▸ WRITTEN REQUEST
From the entries below, gather every line containing the string "Four".

○ ○ ○ ○ ○

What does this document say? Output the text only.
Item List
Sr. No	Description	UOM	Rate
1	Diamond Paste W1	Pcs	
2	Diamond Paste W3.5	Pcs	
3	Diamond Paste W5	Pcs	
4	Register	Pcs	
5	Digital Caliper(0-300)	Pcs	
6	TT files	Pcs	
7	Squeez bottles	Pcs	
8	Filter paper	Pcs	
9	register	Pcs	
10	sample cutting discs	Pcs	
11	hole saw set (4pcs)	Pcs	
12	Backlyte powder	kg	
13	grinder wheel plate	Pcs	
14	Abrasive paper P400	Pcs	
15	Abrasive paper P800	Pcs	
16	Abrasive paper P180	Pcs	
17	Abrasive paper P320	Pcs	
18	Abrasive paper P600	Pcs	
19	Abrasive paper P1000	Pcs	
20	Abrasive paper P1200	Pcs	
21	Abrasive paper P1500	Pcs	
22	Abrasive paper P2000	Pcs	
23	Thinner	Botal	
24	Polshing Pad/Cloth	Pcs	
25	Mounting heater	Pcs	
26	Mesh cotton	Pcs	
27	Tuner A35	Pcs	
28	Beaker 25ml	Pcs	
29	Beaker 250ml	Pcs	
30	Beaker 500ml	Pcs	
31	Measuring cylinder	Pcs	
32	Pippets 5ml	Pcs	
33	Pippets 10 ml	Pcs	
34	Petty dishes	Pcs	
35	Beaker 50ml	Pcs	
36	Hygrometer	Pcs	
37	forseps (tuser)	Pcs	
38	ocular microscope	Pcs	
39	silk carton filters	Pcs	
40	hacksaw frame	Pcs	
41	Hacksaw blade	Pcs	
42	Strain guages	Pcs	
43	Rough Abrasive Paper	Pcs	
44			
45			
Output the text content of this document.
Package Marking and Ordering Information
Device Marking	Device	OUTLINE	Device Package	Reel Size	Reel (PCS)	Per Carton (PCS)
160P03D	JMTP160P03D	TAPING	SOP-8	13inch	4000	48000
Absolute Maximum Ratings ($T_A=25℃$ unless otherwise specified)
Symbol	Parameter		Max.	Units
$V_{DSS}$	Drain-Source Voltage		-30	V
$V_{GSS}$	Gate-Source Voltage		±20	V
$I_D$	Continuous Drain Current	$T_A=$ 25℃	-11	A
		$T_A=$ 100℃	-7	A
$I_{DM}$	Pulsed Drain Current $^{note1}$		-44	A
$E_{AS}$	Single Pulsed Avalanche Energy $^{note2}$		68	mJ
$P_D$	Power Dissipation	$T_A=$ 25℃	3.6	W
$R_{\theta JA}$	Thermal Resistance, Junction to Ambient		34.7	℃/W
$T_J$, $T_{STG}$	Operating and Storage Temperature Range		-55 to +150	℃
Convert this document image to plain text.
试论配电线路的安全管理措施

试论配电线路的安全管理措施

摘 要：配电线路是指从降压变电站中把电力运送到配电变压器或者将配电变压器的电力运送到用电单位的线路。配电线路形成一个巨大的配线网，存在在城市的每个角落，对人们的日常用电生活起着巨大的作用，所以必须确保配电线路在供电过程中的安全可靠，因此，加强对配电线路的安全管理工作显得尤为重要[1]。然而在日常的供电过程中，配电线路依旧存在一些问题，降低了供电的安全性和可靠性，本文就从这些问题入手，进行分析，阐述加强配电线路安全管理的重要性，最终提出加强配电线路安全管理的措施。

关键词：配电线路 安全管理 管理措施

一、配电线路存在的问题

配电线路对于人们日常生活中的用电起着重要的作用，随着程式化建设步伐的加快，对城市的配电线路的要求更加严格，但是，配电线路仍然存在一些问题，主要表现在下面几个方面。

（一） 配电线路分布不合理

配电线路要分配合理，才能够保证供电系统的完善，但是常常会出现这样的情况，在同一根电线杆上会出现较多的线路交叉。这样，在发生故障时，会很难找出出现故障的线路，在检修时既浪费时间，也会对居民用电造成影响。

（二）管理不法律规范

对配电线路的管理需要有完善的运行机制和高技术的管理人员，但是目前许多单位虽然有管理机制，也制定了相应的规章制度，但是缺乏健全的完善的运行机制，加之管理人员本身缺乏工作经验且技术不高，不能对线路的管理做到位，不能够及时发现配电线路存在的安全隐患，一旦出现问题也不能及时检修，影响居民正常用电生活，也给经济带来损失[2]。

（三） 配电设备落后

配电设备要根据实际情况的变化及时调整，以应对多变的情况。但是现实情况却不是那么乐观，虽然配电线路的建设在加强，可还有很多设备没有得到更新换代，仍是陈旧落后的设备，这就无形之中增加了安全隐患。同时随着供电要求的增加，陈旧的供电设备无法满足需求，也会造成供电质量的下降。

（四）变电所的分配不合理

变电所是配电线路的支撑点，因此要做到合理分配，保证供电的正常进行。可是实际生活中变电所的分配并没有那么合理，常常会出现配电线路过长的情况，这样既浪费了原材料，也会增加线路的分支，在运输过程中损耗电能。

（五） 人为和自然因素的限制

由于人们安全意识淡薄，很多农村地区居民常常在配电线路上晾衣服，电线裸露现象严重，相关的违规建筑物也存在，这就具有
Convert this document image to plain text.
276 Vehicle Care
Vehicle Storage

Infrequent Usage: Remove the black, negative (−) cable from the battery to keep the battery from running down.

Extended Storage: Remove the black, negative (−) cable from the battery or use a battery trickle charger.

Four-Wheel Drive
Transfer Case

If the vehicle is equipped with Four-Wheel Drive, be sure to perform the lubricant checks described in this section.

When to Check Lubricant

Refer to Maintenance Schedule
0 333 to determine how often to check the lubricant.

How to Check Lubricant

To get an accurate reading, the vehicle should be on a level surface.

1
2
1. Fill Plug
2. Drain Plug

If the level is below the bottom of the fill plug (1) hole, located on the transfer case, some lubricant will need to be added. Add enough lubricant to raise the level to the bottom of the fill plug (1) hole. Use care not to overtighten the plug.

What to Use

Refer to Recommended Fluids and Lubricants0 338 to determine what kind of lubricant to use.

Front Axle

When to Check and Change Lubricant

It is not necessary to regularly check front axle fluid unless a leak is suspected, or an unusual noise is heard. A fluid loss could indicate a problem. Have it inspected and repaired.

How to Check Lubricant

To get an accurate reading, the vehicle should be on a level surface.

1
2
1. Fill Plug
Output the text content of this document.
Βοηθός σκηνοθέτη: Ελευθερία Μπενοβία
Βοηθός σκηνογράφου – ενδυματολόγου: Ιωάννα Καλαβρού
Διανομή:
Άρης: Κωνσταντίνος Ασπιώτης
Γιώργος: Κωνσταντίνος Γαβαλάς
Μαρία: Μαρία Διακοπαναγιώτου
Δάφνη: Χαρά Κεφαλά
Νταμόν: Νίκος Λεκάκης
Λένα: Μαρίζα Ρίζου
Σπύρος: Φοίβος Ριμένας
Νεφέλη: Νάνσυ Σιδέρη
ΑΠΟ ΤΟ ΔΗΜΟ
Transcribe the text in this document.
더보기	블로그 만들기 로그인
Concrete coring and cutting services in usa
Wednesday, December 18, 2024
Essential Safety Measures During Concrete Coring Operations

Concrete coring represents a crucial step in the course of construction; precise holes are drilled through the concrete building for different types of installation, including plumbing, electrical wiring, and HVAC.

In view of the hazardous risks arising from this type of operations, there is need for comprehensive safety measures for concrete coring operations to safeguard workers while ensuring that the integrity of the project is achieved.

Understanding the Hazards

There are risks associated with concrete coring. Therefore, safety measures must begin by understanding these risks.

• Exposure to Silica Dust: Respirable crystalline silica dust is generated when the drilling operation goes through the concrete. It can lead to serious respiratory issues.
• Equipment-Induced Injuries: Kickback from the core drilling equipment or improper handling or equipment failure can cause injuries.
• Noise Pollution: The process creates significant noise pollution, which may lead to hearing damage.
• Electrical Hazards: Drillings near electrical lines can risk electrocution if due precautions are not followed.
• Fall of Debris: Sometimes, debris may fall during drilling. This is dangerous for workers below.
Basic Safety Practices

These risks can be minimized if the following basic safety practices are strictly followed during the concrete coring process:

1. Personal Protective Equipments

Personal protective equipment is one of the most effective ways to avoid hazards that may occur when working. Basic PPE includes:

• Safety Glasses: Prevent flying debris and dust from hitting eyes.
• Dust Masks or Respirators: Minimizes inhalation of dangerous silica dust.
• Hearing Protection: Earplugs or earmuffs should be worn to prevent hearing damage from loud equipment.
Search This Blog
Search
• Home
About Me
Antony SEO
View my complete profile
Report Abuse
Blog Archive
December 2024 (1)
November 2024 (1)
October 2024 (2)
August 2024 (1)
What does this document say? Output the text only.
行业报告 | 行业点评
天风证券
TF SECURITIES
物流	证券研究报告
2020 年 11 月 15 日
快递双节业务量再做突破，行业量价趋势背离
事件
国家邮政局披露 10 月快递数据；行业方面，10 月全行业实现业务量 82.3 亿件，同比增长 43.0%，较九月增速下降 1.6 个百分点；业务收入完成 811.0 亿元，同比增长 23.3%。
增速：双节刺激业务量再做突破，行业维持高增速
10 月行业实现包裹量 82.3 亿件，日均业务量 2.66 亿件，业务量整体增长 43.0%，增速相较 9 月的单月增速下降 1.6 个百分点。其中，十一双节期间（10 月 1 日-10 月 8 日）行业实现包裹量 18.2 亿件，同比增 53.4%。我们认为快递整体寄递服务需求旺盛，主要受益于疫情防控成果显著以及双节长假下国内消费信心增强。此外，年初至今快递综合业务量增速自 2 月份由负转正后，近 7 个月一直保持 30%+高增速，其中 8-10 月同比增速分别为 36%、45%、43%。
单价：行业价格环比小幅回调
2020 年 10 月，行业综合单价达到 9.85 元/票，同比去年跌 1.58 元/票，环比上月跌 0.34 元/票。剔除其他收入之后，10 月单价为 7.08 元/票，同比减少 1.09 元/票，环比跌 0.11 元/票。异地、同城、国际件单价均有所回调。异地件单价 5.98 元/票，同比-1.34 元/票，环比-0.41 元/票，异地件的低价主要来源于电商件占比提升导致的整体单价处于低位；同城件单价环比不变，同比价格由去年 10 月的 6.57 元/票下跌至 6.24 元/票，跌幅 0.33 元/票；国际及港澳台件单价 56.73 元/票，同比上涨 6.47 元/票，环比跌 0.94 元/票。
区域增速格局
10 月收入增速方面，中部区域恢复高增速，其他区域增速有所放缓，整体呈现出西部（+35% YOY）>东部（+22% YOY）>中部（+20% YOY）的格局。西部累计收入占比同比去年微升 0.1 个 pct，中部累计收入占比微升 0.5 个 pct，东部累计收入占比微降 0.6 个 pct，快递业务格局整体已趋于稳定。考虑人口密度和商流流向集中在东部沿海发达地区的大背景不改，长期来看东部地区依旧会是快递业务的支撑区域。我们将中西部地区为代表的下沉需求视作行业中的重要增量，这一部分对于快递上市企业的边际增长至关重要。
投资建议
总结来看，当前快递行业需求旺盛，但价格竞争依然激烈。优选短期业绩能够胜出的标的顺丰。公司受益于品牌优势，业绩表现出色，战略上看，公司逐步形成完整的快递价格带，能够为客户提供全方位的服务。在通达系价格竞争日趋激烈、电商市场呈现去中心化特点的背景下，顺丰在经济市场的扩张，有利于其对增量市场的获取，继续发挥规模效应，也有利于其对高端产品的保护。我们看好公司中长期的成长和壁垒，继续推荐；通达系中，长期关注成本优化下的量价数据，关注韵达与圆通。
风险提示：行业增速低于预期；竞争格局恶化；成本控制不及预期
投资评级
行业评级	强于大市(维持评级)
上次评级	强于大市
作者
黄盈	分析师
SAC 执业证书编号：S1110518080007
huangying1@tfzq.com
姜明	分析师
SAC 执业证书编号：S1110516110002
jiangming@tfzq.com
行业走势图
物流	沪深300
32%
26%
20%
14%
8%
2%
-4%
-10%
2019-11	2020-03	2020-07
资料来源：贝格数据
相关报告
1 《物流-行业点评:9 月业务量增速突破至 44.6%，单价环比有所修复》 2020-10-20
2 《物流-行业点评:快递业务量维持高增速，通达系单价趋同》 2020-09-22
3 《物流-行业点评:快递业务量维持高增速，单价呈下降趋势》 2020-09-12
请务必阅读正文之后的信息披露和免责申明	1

○ ○ ○ ○ ○

▸ RESULT OF THIS EXERCISE
Four-Wheel Drive
If the vehicle is equipped with Four-Wheel Drive, be sure to perform the lubricant checks described in this section.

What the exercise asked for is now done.